* PROBLEM TO SOLVE
Isolate every line in the data with the string "继电器盒" and copy it.

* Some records
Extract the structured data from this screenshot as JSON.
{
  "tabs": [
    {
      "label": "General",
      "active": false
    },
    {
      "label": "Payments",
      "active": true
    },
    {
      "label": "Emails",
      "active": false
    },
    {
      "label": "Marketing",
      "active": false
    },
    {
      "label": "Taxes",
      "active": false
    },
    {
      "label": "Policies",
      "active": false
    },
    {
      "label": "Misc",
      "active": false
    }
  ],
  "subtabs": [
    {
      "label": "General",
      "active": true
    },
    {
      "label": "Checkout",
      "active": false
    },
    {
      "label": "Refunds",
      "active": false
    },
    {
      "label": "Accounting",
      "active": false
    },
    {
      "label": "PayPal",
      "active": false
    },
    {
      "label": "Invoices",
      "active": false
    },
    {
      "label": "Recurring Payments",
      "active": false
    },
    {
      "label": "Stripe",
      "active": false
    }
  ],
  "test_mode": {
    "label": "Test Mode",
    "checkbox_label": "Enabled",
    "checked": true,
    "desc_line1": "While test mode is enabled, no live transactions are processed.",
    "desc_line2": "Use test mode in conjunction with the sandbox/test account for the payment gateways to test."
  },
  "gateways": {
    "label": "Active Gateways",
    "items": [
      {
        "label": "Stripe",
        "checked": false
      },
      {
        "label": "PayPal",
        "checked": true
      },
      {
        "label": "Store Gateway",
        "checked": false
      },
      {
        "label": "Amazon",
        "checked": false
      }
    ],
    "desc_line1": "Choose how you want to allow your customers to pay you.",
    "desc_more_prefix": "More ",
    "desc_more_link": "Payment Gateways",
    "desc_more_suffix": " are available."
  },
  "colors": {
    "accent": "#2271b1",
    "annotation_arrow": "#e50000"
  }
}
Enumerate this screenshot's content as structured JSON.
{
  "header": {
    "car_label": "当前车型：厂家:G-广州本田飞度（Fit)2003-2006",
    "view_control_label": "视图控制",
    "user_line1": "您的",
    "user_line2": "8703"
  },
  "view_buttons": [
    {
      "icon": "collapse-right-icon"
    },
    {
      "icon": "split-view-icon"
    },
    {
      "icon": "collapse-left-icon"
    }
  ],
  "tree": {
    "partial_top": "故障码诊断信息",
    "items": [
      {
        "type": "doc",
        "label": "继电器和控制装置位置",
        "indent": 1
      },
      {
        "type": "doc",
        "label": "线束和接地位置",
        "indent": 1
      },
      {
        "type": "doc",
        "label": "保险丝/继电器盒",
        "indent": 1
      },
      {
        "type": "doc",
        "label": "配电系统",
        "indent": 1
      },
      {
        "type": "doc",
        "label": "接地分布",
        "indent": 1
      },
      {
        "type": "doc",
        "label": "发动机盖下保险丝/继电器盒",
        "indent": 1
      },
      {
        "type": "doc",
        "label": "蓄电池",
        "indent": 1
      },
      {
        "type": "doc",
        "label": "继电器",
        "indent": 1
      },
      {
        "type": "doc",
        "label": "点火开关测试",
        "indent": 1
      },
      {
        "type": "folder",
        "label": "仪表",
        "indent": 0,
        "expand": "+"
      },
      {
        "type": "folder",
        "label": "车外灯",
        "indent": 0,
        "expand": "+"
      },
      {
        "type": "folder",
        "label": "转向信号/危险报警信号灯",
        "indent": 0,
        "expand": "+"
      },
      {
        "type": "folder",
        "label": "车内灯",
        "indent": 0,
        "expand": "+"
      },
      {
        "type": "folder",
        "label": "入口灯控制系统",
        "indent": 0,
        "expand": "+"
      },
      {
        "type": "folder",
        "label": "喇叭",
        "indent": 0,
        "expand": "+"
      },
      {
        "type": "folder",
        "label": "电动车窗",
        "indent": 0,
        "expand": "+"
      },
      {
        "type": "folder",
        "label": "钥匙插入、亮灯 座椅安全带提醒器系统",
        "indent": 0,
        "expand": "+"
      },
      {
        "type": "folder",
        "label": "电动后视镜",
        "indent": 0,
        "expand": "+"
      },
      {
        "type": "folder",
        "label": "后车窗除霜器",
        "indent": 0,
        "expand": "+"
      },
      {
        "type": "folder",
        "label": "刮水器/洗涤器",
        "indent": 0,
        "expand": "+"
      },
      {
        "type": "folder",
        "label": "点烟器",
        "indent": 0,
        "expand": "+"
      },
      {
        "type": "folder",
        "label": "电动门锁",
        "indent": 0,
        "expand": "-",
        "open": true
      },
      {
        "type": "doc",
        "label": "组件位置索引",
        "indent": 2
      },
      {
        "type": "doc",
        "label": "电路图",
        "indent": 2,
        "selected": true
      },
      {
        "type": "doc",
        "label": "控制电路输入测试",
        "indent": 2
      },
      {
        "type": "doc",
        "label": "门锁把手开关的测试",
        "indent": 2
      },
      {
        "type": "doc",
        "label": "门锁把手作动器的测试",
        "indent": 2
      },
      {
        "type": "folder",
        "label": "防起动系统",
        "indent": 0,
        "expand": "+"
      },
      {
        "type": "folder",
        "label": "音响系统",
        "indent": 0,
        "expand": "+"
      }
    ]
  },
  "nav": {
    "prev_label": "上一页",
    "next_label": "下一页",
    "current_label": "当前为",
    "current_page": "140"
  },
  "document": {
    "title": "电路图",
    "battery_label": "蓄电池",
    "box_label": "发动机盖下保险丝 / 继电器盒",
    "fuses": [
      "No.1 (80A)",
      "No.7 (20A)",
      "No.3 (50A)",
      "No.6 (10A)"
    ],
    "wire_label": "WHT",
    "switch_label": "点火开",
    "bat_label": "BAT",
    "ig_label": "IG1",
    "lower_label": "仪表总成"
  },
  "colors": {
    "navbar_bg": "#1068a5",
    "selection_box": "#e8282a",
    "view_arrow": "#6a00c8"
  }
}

* SOLUTION TO THIS TASK
        "label": "保险丝/继电器盒",
        "label": "发动机盖下保险丝/继电器盒",
    "box_label": "发动机盖下保险丝 / 继电器盒",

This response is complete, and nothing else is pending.